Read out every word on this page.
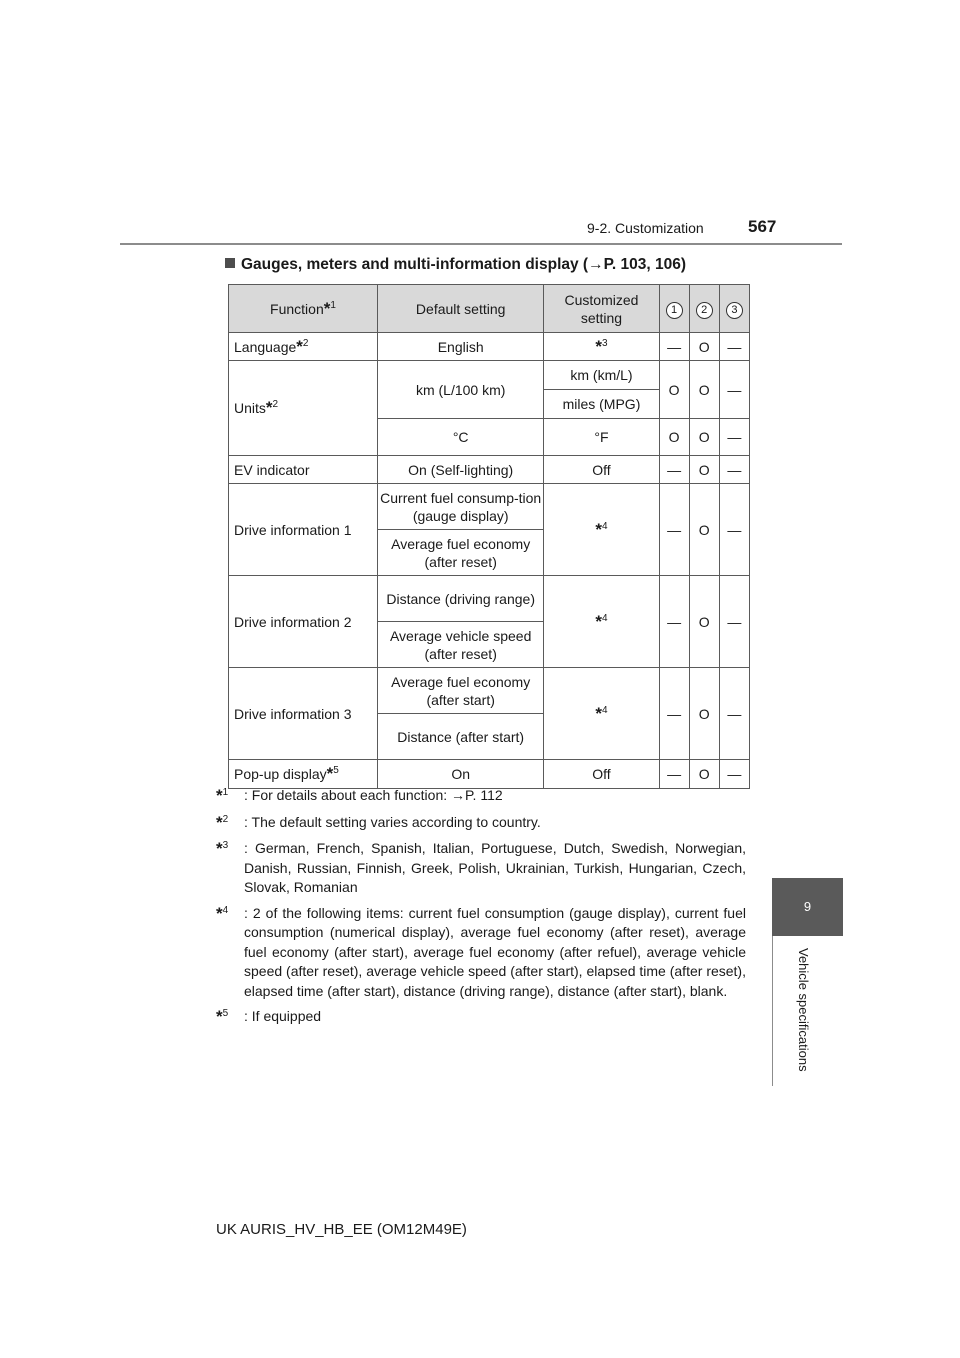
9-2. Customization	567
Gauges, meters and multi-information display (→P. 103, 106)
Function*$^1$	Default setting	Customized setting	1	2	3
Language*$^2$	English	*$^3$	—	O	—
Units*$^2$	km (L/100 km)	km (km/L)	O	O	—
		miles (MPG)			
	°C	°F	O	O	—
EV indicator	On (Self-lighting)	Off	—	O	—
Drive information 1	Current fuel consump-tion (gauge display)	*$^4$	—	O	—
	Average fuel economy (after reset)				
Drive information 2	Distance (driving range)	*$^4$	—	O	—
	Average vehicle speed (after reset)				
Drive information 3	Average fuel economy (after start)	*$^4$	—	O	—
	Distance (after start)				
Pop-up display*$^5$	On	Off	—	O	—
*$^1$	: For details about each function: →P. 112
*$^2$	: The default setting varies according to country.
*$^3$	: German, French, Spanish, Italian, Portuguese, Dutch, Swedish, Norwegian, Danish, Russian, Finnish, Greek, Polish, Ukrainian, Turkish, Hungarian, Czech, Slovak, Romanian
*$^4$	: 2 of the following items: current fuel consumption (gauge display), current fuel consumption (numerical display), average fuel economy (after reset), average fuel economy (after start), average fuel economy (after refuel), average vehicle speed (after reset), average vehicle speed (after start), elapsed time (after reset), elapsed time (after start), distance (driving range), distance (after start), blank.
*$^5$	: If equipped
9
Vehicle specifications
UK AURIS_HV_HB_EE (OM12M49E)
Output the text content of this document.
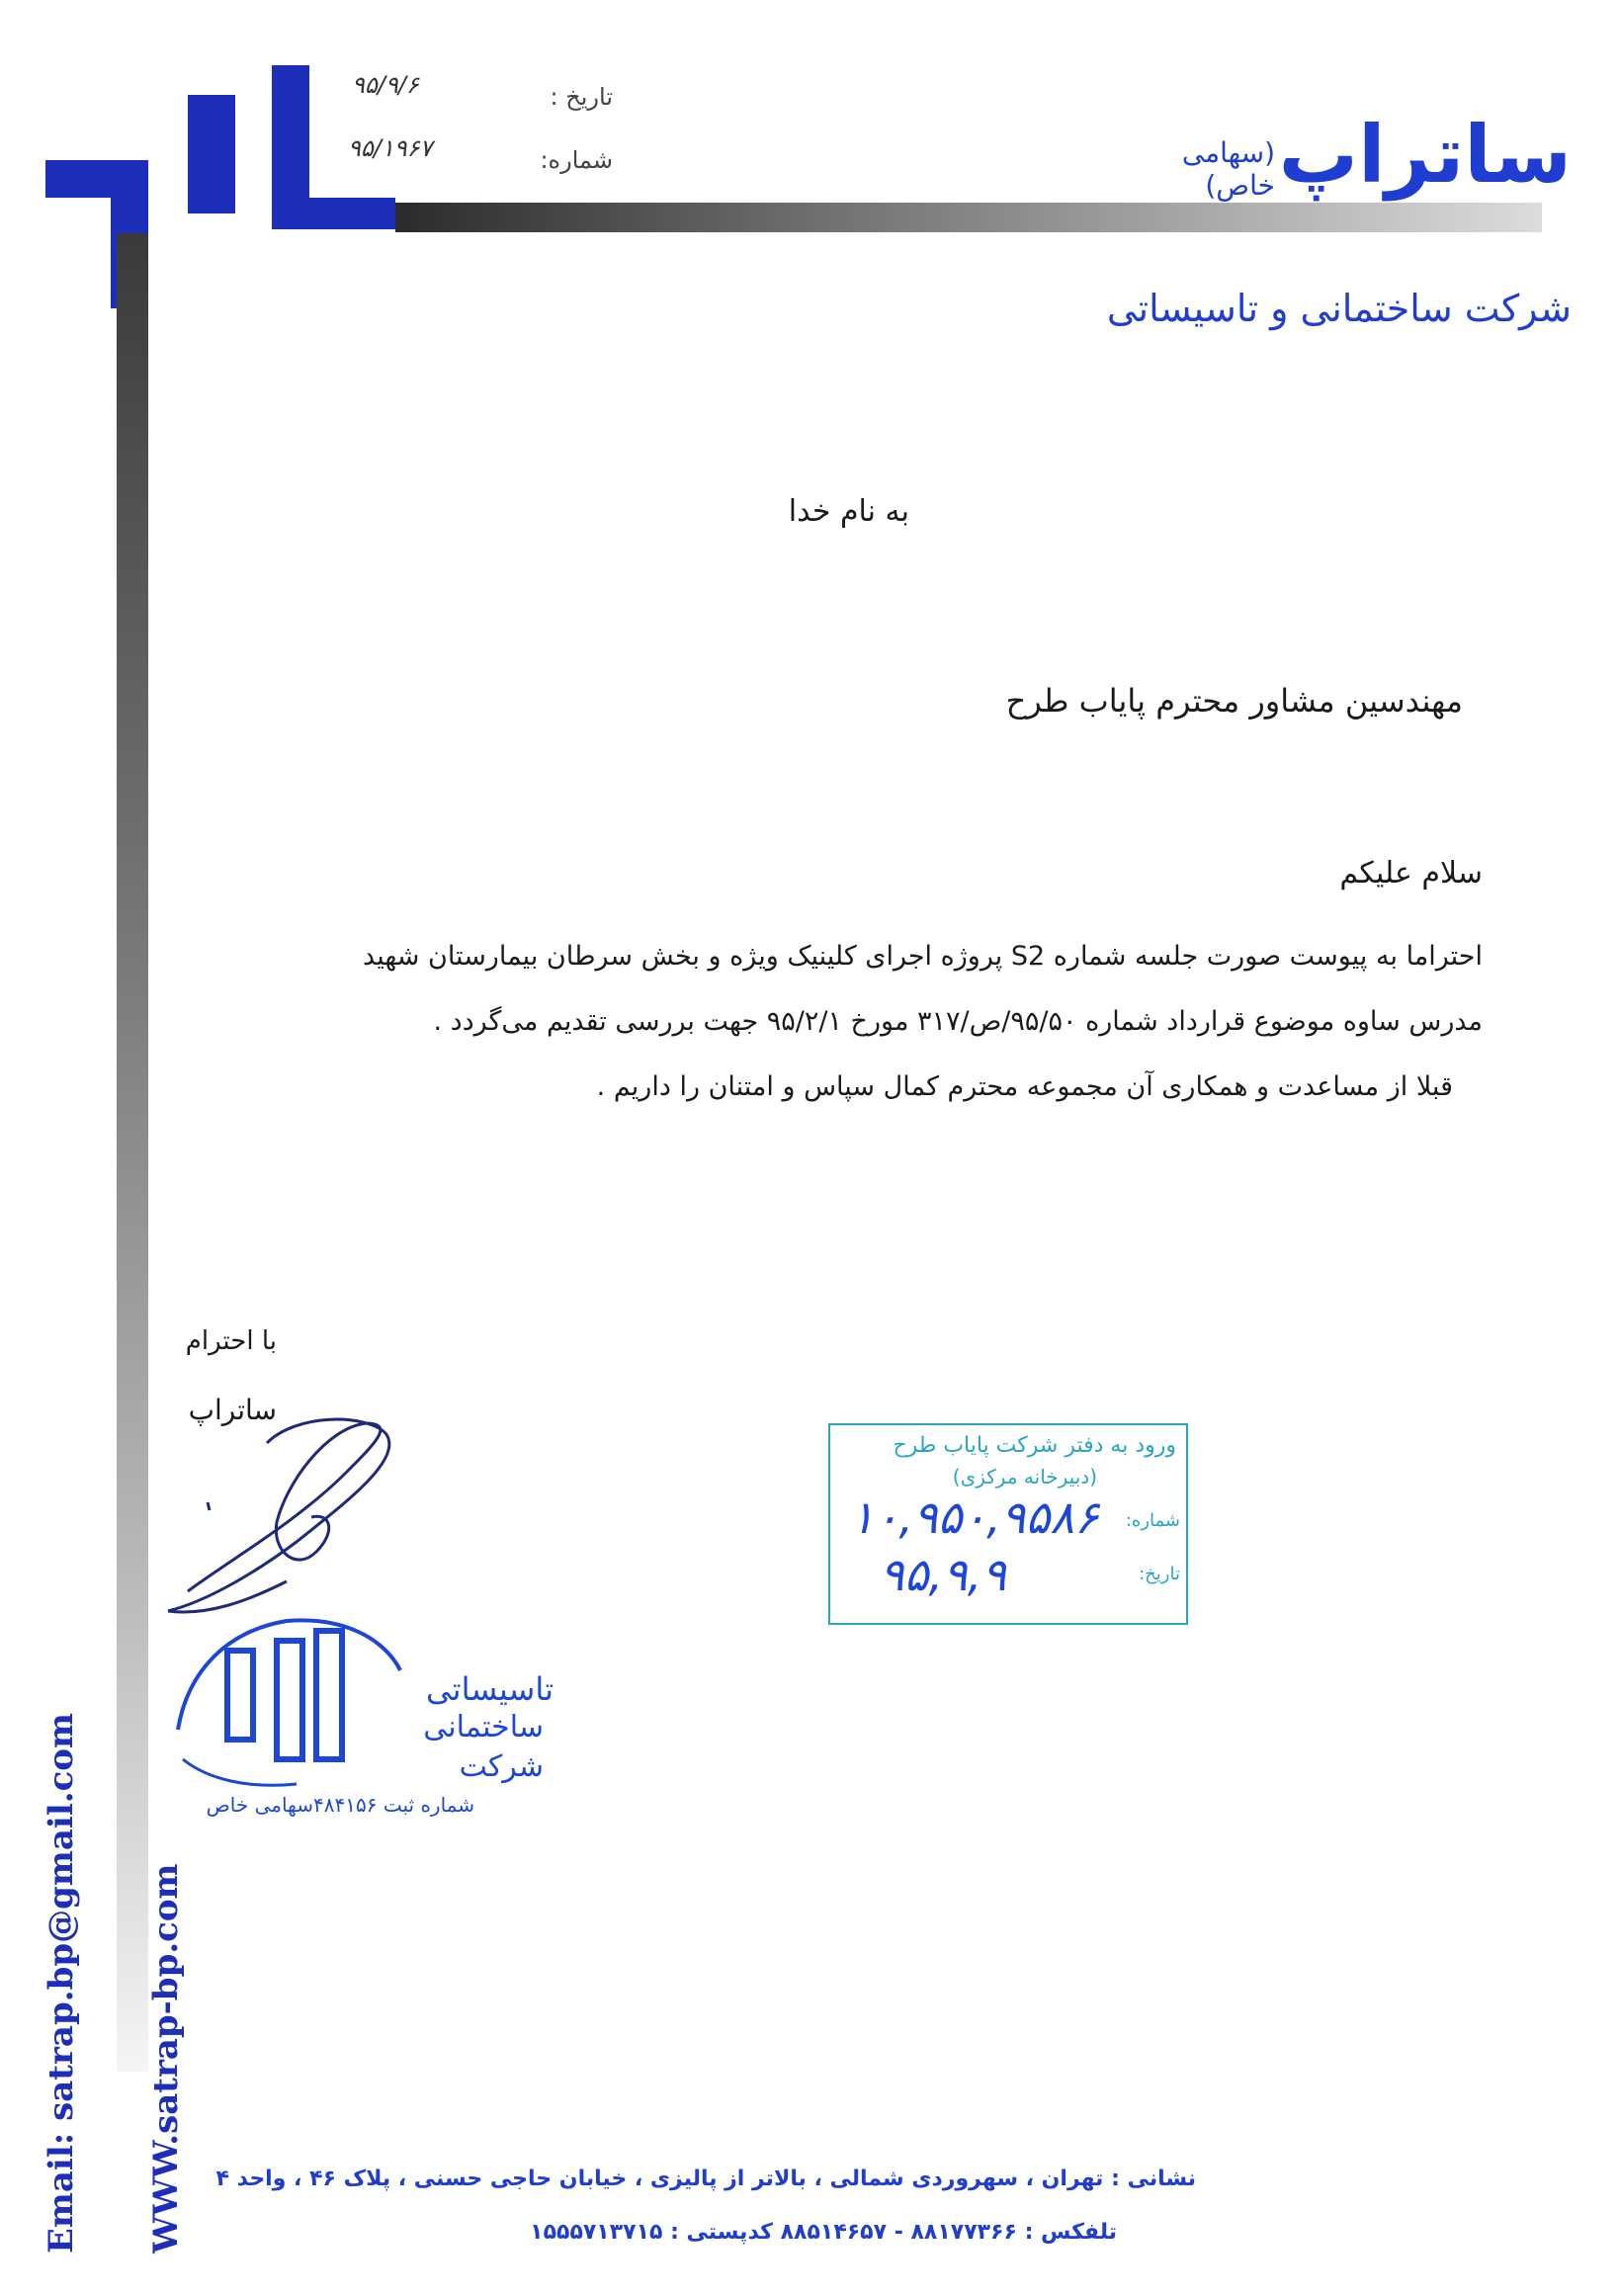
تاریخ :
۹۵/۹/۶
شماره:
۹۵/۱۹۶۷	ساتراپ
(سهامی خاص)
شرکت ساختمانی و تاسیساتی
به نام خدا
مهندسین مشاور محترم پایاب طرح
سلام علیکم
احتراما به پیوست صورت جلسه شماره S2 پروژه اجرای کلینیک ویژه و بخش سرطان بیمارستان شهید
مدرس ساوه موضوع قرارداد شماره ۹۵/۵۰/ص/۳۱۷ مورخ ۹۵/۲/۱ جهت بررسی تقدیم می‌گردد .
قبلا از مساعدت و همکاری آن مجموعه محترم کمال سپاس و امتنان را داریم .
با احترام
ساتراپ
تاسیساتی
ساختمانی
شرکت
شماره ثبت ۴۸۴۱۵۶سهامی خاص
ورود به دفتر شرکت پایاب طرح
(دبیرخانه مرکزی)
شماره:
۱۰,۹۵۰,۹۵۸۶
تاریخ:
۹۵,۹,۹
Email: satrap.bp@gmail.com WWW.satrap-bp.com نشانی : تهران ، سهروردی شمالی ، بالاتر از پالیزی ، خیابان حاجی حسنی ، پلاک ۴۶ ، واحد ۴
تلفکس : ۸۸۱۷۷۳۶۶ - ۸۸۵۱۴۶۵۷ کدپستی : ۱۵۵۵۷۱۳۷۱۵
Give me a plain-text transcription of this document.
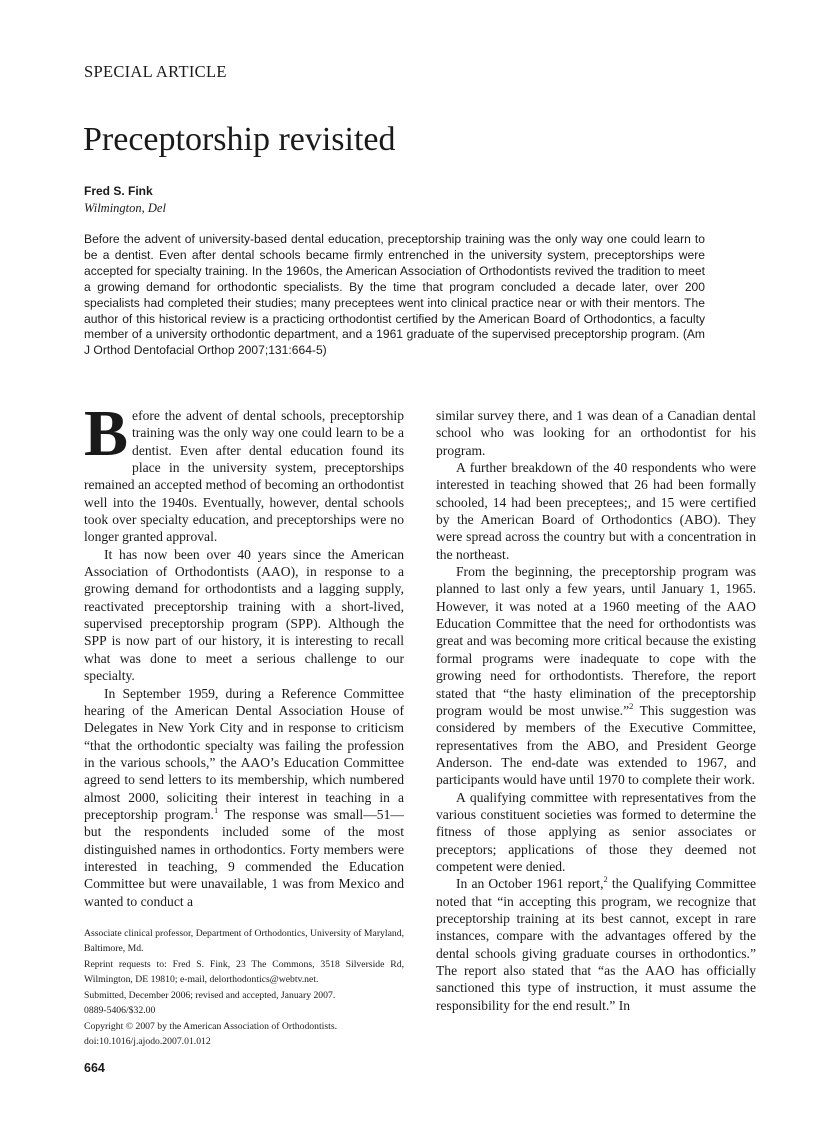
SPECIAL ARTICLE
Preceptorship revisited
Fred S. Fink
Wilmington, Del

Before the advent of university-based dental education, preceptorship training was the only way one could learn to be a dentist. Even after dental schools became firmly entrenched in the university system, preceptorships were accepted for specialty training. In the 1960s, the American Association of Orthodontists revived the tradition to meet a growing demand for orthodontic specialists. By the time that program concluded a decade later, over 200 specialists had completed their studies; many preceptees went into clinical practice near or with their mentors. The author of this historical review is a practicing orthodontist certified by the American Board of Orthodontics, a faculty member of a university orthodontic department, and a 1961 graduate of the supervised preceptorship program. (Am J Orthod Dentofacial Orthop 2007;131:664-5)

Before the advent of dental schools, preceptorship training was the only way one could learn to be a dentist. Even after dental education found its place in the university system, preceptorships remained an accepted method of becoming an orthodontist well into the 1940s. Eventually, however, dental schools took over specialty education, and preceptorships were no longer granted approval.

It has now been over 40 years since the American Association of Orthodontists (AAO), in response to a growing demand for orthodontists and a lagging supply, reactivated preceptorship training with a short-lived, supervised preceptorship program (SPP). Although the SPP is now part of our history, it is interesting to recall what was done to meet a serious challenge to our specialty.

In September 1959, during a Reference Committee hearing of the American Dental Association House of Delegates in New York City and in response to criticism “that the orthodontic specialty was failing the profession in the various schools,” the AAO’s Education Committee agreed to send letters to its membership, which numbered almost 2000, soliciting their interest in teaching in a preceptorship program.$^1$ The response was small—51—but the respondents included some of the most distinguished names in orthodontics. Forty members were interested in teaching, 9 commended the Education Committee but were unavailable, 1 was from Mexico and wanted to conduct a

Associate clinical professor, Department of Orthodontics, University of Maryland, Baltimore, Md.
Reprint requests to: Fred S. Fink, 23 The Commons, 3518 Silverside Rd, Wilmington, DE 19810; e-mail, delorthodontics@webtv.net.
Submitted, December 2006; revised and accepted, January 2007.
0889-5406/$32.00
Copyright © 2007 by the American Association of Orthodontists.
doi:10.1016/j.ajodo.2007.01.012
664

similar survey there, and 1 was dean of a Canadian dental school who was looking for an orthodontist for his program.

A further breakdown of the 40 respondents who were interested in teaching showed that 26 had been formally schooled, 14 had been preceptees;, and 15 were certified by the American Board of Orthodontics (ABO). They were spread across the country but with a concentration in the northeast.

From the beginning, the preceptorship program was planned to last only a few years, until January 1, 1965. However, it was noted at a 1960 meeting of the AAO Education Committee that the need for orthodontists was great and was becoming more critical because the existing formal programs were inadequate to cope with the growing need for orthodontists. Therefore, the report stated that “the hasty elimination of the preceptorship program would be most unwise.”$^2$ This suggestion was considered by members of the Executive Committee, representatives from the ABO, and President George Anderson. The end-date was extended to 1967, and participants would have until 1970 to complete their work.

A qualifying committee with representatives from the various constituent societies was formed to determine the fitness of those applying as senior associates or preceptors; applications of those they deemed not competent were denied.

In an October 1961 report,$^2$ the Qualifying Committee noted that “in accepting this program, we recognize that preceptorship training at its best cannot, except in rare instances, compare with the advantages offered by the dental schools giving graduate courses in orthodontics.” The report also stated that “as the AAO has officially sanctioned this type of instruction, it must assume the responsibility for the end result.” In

════════════════

What is required
Select all lines in the listing that include the word "پایاب".

Task response
مهندسین مشاور محترم پایاب طرح
ورود به دفتر شرکت پایاب طرح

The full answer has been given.